Estratto scelto:
------------

La pratica  è appunto già vietata in Italia dalla legge 40/2004. E’ considerata un reato, punito con il carcere da 3 mesi a due anni ed con una multa da 600mila a un milione di euro.

Se questa è la situazione in Italia, per aggirare nei fatti il divieto, è prassi che le coppie che intendono usufruire della gestazione surrogata viaggino nei Paesi esteri dove, con leggi e pratiche differenti, è legale

In questo contesto, deve anche aggiungersi che in Italia esiste  la  legge n.76/2016, che ha regolato  le unioni civili tra coppie omosessuali, le quali, in relazione alla più risalente legge n.184/1983, non possono adottare, cosa anch’essa possibile in molti Paesi esteri.

Proprio per questo motivo, molti omosessuali uomini, desiderosi di avere un figlio, si sono rivolti all’estero per la pratica della maternità surrogata. Avviene, infatti, che uno dei due uomini fornisce il seme che verrà impiantato nella madre surrogata la quale, nella maggior parte dei casi, mette a disposizione solo l’utero.

------------

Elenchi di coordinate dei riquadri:
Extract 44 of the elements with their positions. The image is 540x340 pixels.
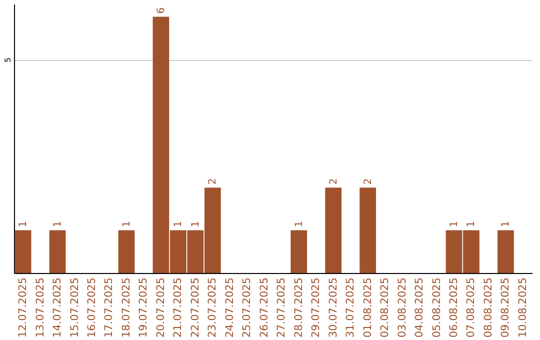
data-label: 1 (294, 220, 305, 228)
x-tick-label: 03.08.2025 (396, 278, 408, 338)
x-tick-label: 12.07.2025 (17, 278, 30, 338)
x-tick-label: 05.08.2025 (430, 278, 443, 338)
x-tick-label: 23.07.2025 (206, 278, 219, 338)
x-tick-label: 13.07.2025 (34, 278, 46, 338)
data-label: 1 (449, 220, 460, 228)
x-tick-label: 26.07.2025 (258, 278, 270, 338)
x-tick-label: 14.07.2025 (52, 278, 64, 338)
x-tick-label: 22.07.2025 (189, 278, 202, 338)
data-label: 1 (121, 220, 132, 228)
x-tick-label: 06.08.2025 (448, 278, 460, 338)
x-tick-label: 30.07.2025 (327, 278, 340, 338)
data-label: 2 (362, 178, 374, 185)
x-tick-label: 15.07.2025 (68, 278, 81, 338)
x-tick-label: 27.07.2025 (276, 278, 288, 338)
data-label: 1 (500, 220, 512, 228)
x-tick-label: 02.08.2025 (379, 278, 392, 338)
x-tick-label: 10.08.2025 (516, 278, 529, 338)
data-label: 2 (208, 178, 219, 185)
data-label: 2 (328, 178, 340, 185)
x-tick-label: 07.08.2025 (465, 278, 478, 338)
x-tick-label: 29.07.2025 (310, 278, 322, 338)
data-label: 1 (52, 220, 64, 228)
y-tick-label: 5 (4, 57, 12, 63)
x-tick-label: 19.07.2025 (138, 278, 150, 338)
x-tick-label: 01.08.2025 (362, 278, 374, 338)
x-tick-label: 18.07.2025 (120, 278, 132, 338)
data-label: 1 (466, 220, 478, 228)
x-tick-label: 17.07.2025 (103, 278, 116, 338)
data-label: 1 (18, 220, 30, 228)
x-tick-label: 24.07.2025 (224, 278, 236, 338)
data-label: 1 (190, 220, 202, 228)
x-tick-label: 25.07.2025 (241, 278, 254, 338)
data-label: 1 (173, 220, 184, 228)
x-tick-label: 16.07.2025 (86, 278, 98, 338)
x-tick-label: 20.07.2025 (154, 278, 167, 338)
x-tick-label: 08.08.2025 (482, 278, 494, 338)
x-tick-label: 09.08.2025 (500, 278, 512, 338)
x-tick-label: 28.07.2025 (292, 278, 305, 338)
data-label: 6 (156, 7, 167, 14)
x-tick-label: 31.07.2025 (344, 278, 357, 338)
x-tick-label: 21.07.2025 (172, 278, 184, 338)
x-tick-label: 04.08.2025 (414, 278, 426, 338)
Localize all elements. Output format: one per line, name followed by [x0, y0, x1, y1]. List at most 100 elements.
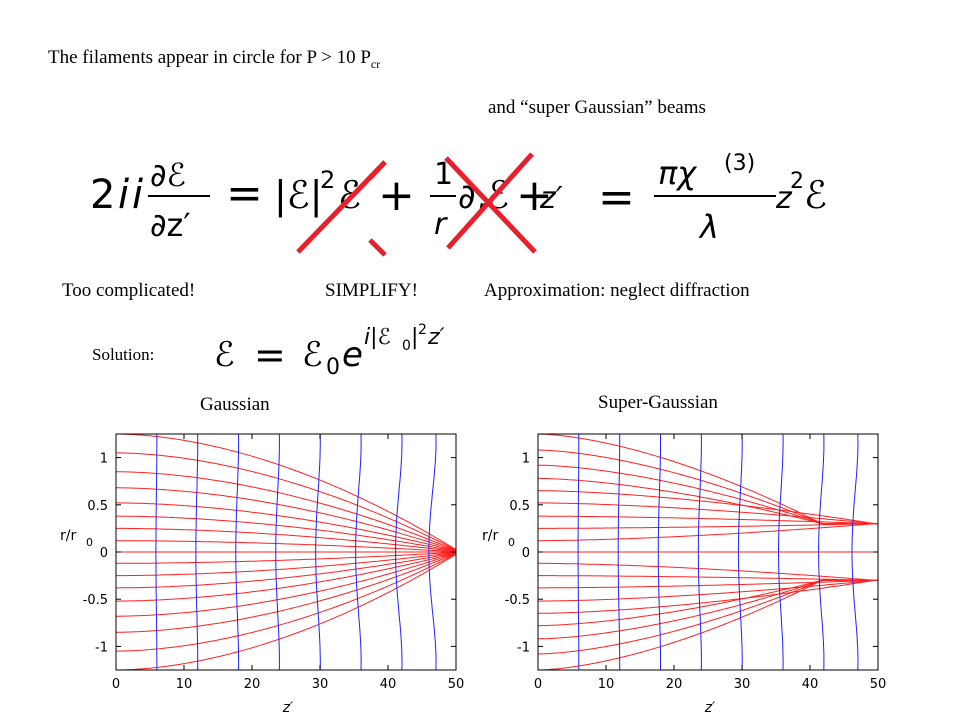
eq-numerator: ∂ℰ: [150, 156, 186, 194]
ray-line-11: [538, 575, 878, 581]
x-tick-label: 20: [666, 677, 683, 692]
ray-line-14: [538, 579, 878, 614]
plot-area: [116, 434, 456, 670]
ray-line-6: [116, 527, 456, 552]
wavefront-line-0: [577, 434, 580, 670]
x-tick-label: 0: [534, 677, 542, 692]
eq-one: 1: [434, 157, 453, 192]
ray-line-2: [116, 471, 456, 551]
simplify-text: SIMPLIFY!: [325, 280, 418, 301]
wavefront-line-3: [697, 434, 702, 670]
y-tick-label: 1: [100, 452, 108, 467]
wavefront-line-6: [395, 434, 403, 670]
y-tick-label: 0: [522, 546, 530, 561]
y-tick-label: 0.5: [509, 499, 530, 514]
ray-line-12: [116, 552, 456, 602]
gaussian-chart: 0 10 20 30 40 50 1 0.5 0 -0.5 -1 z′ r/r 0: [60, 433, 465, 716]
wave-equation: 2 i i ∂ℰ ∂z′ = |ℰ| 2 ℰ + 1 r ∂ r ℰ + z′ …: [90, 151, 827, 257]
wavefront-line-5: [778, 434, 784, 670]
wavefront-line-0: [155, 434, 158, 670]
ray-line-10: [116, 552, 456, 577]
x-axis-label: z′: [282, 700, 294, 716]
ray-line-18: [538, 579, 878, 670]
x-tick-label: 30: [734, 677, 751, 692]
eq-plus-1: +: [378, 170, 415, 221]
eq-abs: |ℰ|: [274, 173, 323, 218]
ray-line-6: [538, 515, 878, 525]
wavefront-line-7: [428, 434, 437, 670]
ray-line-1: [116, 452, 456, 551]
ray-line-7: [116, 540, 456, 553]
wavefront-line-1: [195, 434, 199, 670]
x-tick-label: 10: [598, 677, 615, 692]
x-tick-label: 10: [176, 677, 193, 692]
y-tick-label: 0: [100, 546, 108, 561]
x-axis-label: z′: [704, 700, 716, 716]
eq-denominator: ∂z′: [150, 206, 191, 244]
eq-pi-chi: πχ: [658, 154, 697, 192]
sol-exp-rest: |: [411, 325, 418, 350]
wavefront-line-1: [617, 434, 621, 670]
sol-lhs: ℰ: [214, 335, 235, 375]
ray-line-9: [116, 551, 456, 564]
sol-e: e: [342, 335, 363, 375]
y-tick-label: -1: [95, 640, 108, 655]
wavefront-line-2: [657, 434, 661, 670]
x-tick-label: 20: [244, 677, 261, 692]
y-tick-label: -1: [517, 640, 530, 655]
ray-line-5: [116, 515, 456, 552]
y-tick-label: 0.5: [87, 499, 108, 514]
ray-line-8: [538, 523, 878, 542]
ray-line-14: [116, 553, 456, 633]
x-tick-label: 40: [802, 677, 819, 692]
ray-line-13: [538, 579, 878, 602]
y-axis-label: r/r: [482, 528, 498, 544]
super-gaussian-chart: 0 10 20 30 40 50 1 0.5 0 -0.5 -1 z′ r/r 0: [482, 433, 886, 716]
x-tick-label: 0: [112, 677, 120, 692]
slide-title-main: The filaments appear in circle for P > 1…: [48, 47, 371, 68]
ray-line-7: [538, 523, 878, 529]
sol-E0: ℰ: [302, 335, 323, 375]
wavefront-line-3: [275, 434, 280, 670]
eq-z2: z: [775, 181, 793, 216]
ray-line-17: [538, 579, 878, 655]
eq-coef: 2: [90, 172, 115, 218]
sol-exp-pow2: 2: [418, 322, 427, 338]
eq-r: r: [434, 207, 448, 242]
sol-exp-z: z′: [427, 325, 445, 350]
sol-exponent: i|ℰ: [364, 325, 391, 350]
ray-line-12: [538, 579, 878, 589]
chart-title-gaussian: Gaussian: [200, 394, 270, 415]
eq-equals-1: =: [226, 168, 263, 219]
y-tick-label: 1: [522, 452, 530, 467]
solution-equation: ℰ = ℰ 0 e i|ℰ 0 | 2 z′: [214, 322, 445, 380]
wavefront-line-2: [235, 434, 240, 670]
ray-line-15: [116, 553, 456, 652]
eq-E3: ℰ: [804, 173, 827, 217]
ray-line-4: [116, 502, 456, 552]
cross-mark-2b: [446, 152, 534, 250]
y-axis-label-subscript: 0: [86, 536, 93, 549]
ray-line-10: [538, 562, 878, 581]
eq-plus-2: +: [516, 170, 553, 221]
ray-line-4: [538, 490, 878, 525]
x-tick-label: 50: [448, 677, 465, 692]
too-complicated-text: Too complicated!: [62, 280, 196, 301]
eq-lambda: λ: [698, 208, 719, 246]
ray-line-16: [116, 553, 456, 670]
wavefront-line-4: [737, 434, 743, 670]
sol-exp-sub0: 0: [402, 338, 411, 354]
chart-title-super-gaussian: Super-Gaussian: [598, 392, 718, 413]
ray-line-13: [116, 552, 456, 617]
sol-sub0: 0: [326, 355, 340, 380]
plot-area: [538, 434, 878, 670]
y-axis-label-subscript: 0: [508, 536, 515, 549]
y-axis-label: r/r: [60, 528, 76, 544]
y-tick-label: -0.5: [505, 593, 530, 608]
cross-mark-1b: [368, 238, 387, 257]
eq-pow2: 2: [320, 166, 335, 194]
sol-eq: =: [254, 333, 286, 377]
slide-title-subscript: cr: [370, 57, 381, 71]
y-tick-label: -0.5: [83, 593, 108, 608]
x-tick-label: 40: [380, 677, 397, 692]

------------

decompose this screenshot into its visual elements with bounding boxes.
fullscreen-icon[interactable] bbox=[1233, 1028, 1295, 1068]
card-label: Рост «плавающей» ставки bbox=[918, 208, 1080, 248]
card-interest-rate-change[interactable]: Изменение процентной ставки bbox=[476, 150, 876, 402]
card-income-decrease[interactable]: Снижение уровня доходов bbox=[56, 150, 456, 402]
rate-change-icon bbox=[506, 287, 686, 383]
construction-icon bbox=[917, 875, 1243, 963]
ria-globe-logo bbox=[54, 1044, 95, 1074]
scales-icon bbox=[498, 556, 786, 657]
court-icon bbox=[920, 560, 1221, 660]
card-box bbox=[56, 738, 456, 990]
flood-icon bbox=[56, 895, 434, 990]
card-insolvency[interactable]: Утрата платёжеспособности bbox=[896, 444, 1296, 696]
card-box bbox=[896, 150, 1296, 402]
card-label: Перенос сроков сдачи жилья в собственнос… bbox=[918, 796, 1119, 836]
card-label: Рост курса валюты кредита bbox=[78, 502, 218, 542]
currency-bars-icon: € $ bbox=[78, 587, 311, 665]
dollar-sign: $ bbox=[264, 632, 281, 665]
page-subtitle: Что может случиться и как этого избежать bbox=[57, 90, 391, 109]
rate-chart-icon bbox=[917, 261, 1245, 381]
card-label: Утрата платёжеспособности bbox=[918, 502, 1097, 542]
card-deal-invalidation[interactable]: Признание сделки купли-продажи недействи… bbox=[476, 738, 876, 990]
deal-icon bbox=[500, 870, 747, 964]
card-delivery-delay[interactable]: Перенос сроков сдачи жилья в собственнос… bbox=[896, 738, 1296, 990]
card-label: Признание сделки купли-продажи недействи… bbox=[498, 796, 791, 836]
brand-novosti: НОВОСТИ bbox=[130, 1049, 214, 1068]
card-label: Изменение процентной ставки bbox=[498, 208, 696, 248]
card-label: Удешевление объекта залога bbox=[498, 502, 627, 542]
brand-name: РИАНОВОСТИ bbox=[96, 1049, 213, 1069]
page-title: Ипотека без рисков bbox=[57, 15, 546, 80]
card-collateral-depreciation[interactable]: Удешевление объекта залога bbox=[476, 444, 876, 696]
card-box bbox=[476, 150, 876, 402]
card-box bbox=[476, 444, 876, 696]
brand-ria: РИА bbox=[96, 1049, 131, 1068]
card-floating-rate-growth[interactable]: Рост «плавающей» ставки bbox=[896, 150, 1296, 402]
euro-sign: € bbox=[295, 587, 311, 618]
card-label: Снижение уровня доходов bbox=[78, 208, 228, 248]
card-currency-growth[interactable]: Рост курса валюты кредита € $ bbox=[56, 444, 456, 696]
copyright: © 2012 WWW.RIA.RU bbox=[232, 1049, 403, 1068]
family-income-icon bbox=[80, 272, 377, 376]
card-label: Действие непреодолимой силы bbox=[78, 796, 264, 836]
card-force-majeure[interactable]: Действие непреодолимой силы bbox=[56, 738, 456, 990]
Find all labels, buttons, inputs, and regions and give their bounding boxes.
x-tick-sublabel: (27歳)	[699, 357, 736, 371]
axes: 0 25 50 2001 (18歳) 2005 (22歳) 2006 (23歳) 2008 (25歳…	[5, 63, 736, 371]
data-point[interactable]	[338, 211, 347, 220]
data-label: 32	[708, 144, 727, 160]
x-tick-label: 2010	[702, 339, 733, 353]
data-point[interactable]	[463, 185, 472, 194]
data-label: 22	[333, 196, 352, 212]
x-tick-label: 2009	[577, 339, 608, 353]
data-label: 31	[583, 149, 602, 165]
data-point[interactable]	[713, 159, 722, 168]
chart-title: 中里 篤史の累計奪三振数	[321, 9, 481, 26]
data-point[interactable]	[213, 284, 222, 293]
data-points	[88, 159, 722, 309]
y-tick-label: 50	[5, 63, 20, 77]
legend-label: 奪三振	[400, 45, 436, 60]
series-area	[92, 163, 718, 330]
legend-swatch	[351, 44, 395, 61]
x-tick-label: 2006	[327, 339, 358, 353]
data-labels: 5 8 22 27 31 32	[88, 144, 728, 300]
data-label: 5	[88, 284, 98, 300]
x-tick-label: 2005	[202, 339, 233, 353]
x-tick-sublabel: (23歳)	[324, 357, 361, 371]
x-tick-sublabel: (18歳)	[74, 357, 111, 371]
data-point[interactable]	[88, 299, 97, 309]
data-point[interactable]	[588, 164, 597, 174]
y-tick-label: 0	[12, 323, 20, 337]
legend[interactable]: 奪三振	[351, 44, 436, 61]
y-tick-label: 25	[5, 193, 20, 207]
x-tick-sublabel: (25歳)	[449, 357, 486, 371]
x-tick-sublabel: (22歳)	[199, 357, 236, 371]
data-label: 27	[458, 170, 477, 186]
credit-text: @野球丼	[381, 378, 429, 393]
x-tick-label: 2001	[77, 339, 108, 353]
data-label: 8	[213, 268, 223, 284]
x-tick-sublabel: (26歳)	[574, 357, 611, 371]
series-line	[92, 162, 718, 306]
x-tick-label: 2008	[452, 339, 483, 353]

------------

Consegne:
**1.** Trascrivi fedelmente dal brano sulla maternità surrogata il tratto che va da "La pratica  è appunto già" fino a "milione di euro.".
**2.** Elenca tutte le leggi citate nel brano sulla maternità surrogata, indicandole con il numero e l'anno che il brano riporta.

Soluzioni complete:
**1.**
La pratica  è appunto già vietata in Italia dalla legge 40/2004. E’ considerata un reato, punito con il carcere da 3 mesi a due anni ed con una multa da 600mila a un milione di euro.

**2.**
legge 40/2004
legge n.76/2016
legge n.184/1983